Entries shown:
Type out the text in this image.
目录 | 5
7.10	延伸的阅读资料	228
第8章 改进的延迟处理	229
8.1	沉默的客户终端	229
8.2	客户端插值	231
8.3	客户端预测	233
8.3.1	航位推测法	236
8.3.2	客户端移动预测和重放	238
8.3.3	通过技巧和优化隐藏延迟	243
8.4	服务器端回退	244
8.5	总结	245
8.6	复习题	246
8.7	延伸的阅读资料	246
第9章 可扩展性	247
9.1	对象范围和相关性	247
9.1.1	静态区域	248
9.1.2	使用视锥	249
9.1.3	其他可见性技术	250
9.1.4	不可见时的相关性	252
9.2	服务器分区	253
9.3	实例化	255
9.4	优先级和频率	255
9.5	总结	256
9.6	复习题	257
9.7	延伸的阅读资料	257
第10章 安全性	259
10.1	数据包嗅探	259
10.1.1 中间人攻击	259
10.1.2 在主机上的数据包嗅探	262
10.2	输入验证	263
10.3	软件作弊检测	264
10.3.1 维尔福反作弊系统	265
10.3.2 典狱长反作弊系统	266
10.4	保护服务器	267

What to do: Every line of the listing that holds "延伸的阅读资料" should be found and copied.

Solved problem:
7.10	延伸的阅读资料	228
8.7	延伸的阅读资料	246
9.7	延伸的阅读资料	257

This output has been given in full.